→ **STATED PROBLEM**: Tell how many lines in these records contain the string "routekaart", with only the number as the reply.

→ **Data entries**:
* * * * * * *

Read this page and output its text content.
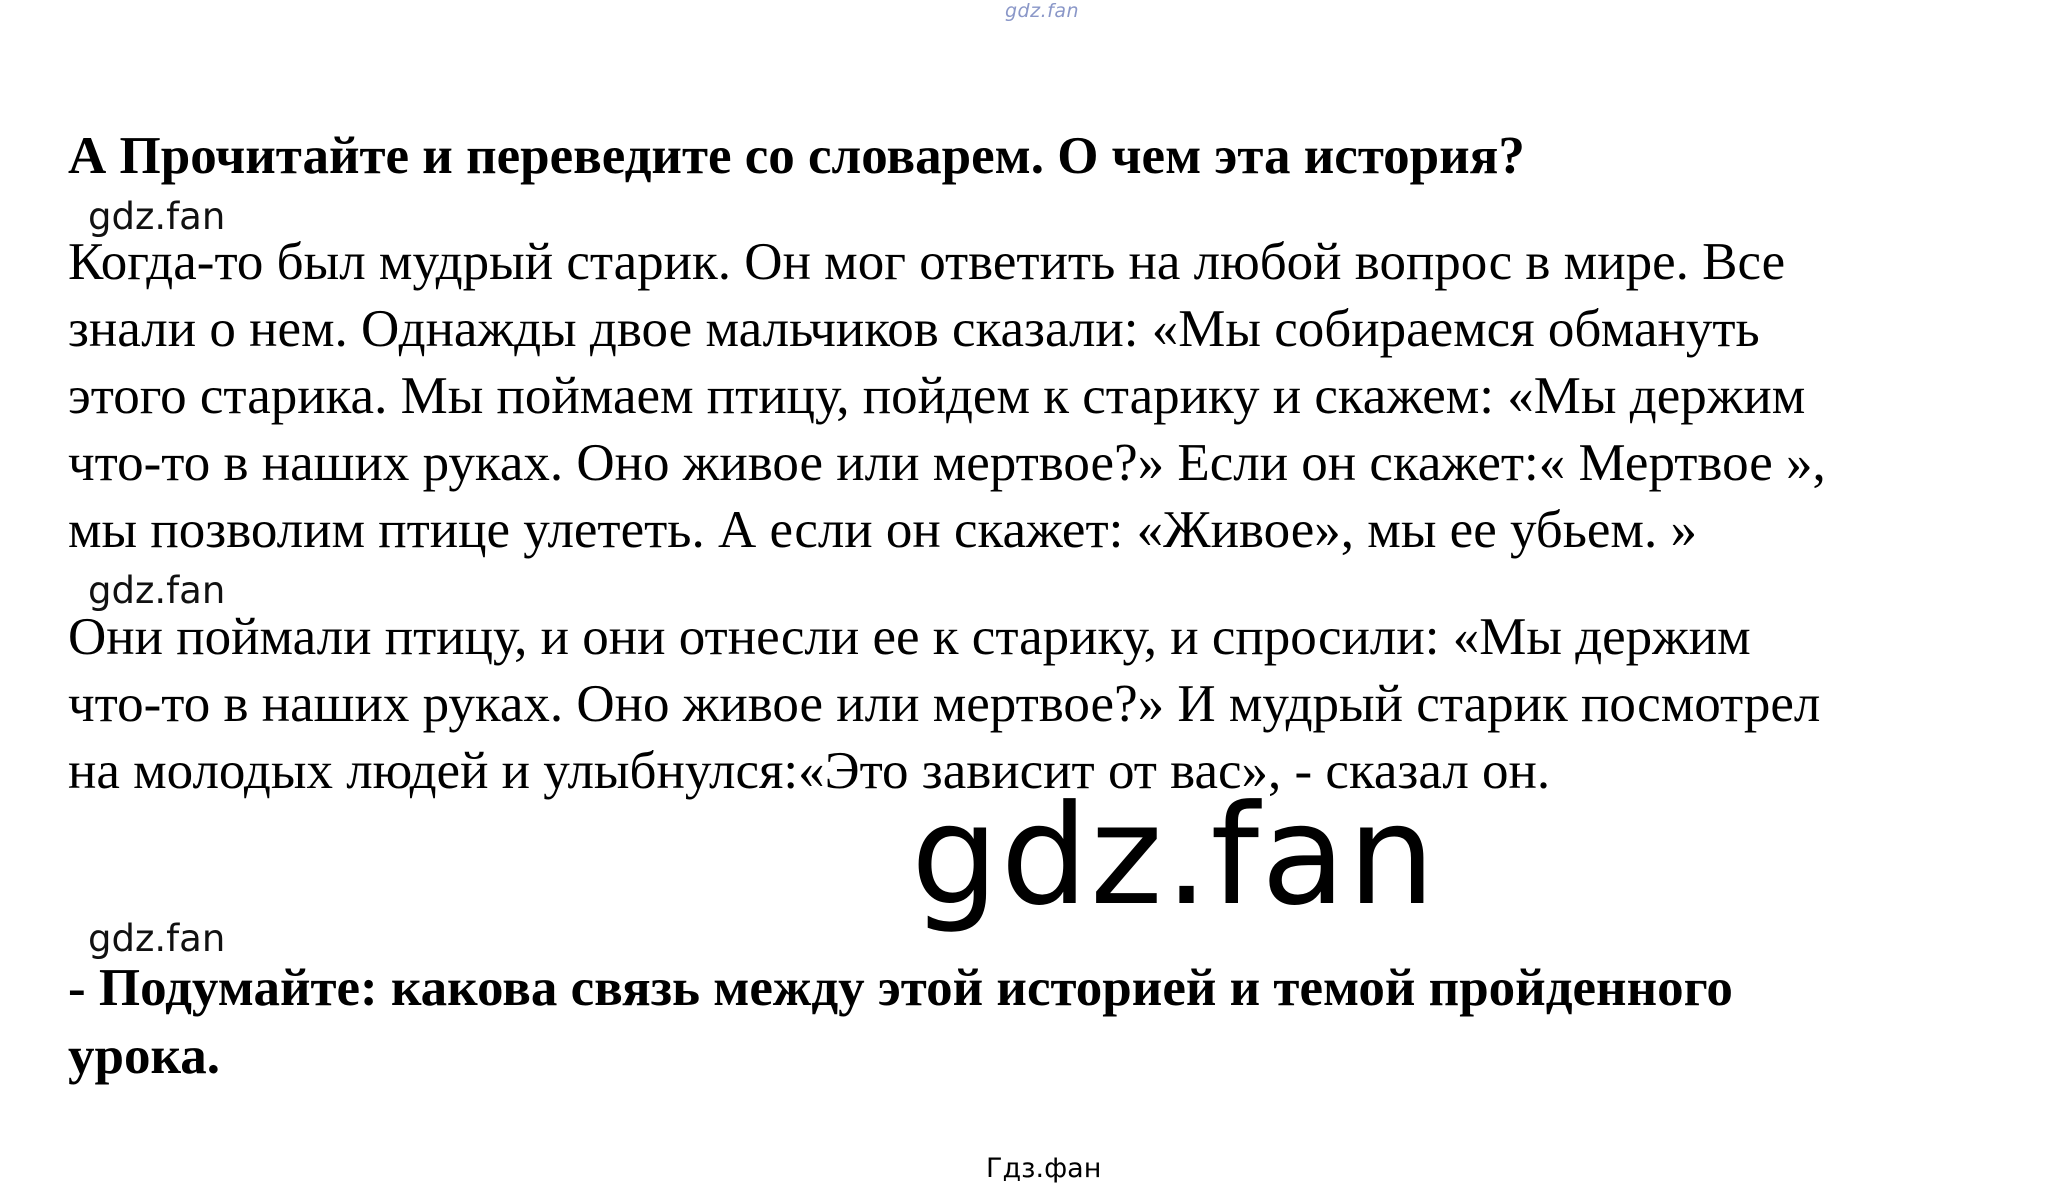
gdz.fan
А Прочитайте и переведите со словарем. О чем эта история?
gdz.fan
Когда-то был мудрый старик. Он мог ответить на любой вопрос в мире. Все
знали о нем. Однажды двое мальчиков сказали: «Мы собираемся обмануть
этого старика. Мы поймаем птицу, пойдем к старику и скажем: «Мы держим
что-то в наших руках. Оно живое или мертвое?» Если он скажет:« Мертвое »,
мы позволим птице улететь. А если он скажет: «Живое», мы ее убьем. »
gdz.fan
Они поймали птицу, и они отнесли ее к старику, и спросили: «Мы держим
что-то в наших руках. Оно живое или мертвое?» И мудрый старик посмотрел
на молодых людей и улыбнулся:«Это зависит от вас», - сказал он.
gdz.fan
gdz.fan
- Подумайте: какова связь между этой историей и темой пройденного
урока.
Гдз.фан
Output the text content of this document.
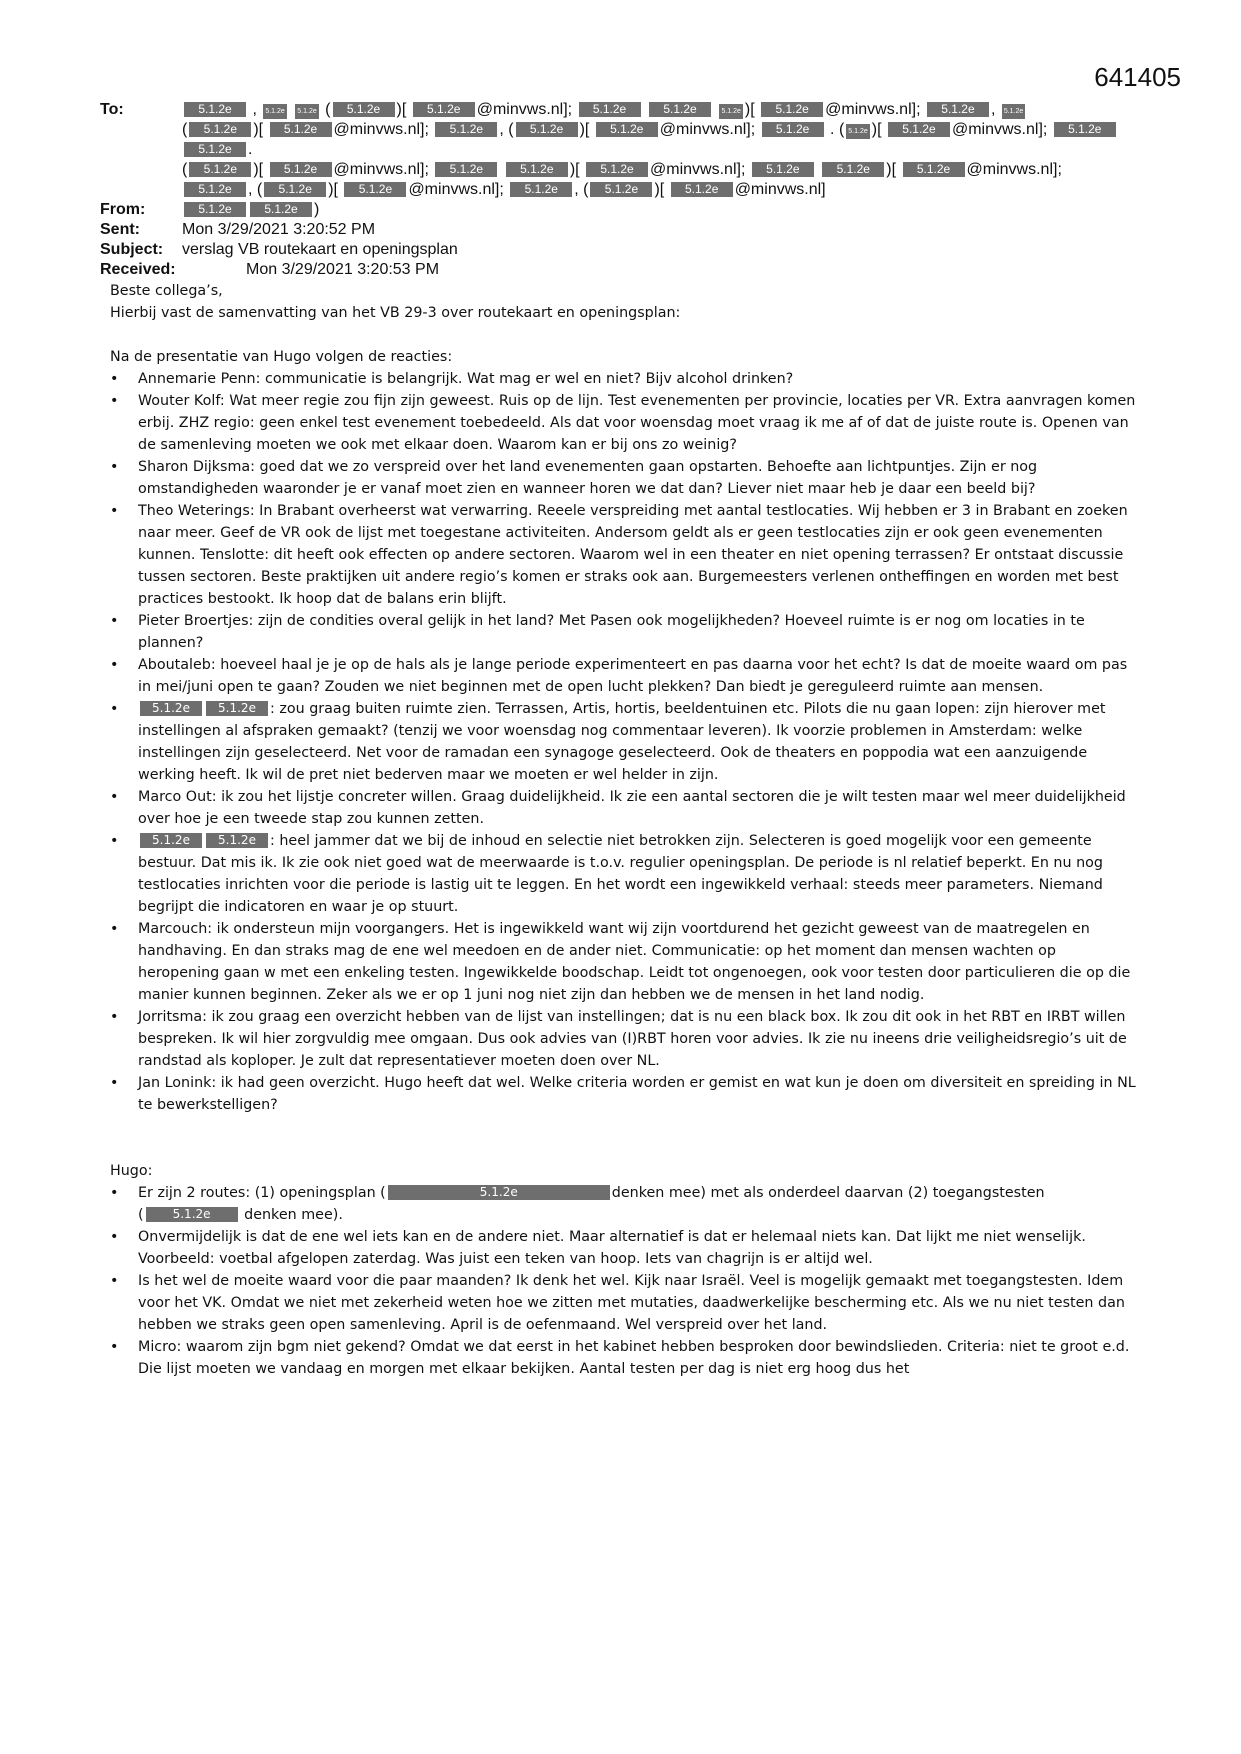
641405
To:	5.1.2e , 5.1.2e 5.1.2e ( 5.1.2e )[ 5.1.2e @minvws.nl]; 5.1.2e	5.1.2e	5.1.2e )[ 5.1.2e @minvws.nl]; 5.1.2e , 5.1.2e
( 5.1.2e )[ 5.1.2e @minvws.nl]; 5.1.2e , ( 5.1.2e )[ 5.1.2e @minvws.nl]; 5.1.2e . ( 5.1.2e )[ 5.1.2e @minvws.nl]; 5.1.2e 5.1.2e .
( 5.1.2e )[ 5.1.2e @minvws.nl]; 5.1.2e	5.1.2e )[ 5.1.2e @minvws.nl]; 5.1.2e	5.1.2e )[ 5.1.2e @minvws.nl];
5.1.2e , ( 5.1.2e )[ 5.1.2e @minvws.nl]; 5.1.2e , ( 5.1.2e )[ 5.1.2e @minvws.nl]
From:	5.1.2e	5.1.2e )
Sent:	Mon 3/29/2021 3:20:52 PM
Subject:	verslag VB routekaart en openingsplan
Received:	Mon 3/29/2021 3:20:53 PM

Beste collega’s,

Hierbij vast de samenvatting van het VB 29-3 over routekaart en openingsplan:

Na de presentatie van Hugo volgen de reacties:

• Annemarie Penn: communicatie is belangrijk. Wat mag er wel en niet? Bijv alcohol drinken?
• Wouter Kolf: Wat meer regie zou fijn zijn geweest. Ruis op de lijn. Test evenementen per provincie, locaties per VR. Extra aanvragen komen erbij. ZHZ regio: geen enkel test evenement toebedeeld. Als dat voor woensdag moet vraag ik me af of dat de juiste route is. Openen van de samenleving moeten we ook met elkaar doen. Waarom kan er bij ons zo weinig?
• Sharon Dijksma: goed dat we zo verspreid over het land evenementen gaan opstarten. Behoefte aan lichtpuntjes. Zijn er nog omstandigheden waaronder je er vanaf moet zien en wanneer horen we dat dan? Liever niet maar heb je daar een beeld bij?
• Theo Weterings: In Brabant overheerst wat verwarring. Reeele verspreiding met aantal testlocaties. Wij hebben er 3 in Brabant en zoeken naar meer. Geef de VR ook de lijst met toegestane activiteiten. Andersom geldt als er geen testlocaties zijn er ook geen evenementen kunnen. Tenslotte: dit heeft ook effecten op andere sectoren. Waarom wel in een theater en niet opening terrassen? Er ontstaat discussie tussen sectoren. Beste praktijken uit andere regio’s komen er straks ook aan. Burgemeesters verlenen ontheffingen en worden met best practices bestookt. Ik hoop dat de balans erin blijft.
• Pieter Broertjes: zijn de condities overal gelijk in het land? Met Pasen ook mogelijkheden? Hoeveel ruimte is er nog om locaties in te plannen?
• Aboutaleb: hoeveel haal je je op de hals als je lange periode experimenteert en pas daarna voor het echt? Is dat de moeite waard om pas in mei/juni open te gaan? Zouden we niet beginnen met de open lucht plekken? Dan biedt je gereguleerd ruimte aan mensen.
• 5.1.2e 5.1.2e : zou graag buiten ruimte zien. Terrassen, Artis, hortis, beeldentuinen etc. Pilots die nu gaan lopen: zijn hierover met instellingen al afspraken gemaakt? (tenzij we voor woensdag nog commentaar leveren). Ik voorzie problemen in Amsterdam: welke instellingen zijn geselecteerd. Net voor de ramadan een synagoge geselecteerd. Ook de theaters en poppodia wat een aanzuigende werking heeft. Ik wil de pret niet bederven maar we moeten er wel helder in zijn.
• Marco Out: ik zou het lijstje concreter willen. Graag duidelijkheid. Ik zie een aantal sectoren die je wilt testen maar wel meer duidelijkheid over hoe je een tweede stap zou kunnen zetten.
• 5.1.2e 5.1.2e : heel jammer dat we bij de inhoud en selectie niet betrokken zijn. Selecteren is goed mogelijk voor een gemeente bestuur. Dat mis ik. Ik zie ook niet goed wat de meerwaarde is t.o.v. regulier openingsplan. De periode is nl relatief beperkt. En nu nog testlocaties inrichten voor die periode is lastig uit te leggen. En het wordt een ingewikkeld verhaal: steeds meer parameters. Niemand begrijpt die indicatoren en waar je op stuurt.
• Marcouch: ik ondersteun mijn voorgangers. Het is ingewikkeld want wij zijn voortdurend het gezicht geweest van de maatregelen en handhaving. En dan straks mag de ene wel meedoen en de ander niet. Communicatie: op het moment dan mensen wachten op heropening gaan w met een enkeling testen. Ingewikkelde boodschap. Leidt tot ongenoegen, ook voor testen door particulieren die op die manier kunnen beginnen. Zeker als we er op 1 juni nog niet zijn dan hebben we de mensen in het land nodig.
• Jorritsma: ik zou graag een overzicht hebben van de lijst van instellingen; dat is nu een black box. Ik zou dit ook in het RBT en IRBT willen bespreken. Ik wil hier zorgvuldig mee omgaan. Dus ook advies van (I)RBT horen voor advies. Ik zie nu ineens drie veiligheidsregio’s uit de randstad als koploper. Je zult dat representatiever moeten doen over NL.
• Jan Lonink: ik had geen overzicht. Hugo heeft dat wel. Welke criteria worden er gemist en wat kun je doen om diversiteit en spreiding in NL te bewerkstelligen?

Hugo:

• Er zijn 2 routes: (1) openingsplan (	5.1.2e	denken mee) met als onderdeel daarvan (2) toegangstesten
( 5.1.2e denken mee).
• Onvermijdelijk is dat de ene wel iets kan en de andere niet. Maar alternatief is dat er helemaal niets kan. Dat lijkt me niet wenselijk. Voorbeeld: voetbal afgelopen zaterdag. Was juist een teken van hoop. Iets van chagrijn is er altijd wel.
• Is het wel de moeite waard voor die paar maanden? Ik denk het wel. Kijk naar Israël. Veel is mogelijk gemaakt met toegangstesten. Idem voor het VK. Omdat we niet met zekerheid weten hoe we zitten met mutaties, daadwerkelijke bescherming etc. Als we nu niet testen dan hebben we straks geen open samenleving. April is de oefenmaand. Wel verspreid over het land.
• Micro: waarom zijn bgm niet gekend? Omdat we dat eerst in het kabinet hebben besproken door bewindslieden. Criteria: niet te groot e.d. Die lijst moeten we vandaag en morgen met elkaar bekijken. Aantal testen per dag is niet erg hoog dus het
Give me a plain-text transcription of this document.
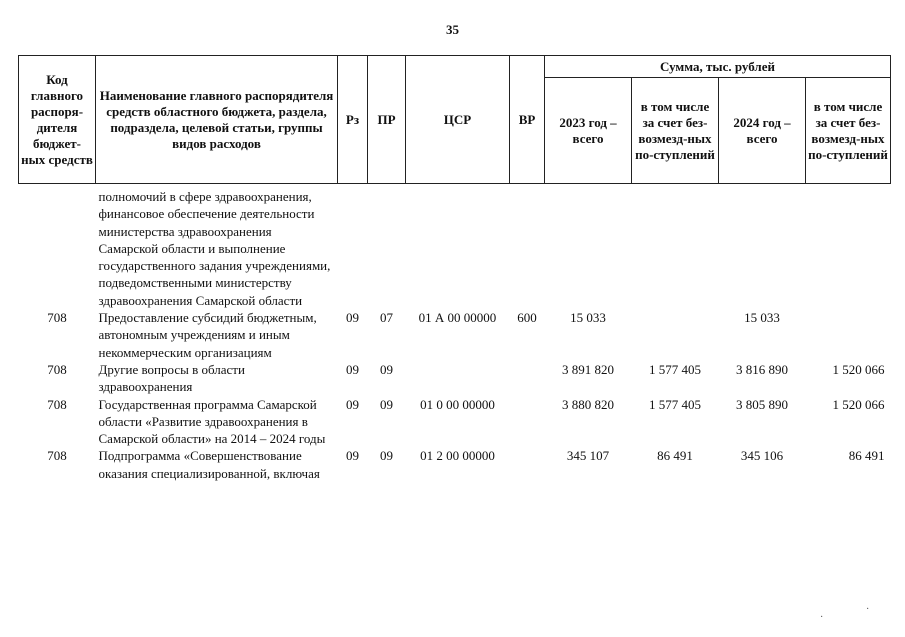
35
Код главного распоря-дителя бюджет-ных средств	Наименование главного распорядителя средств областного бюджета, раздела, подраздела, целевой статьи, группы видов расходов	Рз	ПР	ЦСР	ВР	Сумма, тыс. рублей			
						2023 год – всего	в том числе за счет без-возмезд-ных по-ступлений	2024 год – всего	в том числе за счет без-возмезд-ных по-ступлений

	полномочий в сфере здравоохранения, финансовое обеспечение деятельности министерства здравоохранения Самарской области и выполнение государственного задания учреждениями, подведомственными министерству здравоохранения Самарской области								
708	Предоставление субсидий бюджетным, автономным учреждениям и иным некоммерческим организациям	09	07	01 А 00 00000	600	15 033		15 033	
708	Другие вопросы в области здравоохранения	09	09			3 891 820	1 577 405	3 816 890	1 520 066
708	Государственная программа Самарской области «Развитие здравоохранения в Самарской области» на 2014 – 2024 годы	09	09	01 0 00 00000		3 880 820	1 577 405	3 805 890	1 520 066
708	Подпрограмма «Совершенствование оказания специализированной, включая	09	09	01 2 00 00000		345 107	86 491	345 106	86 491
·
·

* * * * * * *

→ **SOLUTION**: 2